• Stored data:
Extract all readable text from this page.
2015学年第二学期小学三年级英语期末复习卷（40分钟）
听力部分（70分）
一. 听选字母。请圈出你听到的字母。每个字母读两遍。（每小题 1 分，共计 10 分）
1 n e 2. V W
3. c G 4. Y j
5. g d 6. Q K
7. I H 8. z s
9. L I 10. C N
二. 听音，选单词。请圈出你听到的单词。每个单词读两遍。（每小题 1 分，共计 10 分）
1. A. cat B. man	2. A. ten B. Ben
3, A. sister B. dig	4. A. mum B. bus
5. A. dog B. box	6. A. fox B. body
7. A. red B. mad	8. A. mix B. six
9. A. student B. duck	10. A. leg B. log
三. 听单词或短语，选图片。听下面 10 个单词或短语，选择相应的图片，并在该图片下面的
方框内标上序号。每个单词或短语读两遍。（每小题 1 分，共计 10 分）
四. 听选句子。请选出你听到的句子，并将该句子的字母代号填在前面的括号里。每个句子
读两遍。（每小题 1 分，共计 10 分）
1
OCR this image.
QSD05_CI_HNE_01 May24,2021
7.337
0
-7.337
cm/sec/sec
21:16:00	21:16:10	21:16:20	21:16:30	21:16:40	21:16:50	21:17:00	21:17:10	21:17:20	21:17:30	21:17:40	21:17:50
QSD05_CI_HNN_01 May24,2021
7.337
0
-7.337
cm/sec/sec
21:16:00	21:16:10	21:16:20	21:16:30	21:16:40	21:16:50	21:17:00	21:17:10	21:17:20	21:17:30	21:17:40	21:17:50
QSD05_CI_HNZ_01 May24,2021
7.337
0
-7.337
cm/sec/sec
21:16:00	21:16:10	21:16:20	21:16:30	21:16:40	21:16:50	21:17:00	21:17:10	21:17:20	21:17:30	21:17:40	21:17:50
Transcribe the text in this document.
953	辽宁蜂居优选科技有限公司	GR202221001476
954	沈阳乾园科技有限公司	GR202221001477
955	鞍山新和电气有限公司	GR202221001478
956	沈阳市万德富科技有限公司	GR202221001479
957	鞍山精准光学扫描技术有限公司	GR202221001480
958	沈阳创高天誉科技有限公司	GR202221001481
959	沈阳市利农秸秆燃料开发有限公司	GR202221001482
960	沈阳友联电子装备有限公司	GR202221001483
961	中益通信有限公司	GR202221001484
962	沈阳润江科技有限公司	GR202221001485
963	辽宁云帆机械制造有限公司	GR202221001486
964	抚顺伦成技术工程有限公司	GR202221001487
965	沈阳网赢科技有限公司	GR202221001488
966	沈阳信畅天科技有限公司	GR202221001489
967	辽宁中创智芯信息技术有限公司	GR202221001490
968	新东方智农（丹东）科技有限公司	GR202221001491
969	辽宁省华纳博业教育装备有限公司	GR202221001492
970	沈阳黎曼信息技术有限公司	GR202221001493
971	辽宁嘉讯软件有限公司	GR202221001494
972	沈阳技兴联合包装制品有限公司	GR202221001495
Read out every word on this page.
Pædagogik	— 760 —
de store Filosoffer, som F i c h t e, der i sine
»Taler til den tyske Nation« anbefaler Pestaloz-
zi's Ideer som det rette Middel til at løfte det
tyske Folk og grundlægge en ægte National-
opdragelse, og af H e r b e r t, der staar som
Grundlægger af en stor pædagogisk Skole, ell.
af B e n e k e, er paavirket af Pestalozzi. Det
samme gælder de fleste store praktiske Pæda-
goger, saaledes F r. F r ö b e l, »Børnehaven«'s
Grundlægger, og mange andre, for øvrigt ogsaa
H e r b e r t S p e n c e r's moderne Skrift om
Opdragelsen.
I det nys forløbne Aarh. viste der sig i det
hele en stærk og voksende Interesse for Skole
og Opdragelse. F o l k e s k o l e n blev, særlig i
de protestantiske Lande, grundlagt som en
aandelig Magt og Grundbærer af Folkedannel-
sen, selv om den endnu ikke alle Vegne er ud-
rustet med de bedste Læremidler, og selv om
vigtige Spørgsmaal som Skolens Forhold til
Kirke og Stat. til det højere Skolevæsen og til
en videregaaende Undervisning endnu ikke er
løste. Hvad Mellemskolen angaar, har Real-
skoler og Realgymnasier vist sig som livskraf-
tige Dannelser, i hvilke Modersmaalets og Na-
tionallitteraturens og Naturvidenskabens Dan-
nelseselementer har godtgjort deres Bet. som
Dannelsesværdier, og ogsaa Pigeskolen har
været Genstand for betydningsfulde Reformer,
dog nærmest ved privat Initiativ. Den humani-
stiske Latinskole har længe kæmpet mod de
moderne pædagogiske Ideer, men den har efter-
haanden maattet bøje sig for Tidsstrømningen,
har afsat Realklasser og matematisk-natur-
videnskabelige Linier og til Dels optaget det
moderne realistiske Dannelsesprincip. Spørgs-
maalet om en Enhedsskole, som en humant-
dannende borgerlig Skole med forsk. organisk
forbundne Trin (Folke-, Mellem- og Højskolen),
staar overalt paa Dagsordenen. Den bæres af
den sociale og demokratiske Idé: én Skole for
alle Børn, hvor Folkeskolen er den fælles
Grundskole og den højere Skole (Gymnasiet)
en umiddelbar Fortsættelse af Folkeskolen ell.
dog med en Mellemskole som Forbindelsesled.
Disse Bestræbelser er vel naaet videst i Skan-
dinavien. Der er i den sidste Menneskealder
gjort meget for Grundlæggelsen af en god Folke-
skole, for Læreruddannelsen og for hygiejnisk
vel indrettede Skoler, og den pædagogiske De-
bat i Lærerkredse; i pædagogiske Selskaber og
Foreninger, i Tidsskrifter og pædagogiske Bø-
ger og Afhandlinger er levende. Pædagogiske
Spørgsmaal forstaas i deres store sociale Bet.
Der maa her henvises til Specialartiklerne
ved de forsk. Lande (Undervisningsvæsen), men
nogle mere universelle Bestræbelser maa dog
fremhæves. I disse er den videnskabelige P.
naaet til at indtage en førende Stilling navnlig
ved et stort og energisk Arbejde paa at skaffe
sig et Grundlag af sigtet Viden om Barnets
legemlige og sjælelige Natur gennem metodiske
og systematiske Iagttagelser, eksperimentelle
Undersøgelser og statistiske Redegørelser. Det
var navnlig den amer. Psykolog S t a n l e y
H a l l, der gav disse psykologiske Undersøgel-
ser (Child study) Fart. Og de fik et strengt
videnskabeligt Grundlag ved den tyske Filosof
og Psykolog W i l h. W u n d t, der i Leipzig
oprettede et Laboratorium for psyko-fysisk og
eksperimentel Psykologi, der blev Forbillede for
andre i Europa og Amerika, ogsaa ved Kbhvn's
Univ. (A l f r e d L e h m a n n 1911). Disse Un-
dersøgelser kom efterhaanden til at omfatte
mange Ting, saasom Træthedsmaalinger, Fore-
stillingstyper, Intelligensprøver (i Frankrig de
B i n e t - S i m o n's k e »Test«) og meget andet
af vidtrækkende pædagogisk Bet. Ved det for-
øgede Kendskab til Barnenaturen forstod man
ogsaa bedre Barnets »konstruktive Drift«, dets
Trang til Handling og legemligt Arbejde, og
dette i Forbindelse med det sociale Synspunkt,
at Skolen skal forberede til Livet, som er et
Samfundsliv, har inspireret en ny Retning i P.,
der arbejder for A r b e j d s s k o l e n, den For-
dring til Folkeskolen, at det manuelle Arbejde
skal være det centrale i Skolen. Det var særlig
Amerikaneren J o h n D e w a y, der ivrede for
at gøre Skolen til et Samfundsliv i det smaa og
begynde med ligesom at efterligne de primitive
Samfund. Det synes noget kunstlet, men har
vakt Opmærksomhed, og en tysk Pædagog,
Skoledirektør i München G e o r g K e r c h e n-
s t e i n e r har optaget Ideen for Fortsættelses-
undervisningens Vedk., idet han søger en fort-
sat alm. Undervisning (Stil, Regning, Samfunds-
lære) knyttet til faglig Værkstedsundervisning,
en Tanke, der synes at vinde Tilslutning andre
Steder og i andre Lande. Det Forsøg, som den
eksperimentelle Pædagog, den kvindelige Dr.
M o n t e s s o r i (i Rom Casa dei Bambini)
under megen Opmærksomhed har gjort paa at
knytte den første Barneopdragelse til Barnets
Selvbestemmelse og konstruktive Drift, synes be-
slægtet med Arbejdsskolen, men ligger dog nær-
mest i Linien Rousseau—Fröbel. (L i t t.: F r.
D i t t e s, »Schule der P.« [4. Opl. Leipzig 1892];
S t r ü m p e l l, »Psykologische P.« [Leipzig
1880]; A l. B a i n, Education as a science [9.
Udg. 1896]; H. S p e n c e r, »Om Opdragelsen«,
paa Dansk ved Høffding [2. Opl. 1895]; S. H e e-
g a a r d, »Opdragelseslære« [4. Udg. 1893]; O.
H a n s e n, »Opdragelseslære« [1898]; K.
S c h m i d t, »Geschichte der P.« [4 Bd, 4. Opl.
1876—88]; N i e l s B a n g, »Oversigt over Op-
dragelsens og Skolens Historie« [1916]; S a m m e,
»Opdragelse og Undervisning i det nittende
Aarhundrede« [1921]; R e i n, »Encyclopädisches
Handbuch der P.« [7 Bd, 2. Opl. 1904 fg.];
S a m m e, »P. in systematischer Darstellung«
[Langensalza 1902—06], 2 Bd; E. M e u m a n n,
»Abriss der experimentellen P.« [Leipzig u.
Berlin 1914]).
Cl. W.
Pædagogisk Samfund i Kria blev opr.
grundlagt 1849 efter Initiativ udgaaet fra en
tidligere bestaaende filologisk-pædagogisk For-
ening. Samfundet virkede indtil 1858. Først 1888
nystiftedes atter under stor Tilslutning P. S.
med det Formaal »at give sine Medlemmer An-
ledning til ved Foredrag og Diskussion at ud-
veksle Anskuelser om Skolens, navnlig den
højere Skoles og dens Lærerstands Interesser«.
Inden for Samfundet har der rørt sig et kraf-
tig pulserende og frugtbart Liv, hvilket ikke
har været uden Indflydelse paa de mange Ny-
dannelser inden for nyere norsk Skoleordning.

• Task instructions:
Find and copy each line above that includes the string "forsk".

• Result of the exercise:
dannende borgerlig Skole med forsk. organisk
ved de forsk. Lande (Undervisningsvæsen), men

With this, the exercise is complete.